→ Description of the task:
Gather all lines with the word "اصفر" in them.

→ Source material:
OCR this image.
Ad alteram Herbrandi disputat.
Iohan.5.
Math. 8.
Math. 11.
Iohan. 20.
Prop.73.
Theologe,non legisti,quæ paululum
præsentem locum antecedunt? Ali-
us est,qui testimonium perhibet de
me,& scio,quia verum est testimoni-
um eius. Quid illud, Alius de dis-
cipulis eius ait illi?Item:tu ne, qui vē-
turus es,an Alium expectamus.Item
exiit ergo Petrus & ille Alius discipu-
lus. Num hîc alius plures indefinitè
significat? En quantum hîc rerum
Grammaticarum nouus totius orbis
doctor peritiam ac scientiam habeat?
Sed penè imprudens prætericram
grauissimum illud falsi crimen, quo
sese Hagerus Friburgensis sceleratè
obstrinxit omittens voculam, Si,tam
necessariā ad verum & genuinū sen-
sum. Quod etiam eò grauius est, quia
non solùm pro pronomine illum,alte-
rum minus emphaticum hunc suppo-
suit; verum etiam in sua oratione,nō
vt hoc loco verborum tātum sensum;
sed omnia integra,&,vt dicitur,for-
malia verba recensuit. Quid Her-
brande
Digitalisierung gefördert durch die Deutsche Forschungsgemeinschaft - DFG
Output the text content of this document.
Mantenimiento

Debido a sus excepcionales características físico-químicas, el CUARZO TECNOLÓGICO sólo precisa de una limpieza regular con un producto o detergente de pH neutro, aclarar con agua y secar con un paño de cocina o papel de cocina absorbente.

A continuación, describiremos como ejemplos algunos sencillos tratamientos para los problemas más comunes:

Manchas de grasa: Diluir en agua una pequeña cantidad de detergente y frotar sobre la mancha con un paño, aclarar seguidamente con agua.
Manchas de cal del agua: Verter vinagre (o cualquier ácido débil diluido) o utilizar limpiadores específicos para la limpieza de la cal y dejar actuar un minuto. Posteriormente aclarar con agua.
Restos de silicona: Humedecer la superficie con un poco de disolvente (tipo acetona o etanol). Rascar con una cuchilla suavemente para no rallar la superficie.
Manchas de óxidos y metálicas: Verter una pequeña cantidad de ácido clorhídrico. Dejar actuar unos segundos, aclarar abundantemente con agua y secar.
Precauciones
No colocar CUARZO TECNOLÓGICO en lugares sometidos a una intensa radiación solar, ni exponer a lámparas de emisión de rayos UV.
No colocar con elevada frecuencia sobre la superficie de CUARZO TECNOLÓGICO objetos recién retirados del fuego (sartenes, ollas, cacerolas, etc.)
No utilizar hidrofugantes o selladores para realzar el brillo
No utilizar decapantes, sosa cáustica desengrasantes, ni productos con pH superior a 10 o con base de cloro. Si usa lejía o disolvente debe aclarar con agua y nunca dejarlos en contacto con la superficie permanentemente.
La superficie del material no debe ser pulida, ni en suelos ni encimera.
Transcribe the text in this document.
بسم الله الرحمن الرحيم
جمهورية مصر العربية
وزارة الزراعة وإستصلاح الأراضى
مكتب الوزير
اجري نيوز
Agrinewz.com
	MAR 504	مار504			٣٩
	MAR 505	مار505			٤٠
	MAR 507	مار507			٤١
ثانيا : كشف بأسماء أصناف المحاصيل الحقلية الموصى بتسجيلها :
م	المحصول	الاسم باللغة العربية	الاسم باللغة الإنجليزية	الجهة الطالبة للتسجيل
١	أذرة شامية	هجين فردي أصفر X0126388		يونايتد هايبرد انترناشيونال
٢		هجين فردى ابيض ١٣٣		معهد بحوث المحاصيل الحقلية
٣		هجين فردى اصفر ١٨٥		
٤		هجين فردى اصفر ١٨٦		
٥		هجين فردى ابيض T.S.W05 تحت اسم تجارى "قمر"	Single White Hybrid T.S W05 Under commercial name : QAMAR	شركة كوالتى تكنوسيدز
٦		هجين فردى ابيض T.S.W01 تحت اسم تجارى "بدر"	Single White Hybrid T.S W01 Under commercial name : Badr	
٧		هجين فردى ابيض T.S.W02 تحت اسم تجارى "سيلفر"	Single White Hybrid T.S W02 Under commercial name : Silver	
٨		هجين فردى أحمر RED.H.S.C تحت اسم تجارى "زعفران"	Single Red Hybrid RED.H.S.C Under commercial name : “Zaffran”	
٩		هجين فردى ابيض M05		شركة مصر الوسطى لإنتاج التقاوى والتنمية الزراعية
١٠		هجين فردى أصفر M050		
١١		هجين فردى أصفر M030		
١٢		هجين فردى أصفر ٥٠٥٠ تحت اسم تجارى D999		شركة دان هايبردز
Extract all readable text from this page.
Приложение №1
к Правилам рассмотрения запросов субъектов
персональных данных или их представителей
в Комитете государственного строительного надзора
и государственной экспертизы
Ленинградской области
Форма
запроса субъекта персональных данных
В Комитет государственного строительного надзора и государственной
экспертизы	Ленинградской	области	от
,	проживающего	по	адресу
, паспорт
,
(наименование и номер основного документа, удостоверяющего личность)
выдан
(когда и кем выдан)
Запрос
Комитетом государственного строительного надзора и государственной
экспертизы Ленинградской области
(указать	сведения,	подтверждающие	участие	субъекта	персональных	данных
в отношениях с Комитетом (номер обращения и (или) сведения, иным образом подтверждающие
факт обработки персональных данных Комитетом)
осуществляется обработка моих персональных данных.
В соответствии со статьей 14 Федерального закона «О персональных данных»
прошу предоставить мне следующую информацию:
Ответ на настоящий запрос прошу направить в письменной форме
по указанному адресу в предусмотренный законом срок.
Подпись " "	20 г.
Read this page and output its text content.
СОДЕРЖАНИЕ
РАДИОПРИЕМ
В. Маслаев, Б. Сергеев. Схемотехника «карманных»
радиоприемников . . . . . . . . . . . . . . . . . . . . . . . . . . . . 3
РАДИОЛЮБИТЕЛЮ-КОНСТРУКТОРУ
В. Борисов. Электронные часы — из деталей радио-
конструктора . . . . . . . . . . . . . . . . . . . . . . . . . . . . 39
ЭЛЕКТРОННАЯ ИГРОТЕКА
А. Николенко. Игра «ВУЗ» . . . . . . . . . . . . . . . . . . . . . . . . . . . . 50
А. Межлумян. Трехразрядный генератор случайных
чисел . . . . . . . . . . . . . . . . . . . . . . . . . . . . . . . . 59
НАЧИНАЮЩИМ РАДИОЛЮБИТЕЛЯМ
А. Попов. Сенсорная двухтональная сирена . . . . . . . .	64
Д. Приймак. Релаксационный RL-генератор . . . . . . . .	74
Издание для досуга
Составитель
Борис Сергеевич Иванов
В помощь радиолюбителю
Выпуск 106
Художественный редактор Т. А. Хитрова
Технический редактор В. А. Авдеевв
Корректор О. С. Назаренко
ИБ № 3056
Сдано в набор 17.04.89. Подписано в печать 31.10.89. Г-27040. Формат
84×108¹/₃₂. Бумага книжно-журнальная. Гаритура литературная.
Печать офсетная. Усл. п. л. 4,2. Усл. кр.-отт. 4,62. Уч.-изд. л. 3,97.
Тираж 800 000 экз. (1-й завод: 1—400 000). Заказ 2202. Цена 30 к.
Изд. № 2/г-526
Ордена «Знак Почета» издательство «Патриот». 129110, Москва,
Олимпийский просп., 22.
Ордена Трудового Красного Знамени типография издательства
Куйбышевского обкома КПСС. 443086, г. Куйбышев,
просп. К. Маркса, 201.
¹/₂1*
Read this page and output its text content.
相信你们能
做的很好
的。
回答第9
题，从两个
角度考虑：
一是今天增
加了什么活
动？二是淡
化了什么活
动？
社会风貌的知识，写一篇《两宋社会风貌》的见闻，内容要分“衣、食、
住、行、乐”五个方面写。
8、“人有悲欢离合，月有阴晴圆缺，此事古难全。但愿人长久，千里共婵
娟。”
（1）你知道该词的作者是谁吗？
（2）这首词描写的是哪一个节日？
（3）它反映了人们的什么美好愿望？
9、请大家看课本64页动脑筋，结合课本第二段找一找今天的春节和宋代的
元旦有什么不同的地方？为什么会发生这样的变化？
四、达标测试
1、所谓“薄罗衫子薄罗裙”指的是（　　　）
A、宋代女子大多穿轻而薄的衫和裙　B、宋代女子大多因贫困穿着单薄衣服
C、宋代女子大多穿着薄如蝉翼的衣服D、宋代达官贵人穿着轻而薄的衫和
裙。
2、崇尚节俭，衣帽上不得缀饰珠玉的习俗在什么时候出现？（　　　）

→ Exercise output:
٣		هجين فردى اصفر ١٨٥		
٤		هجين فردى اصفر ١٨٦		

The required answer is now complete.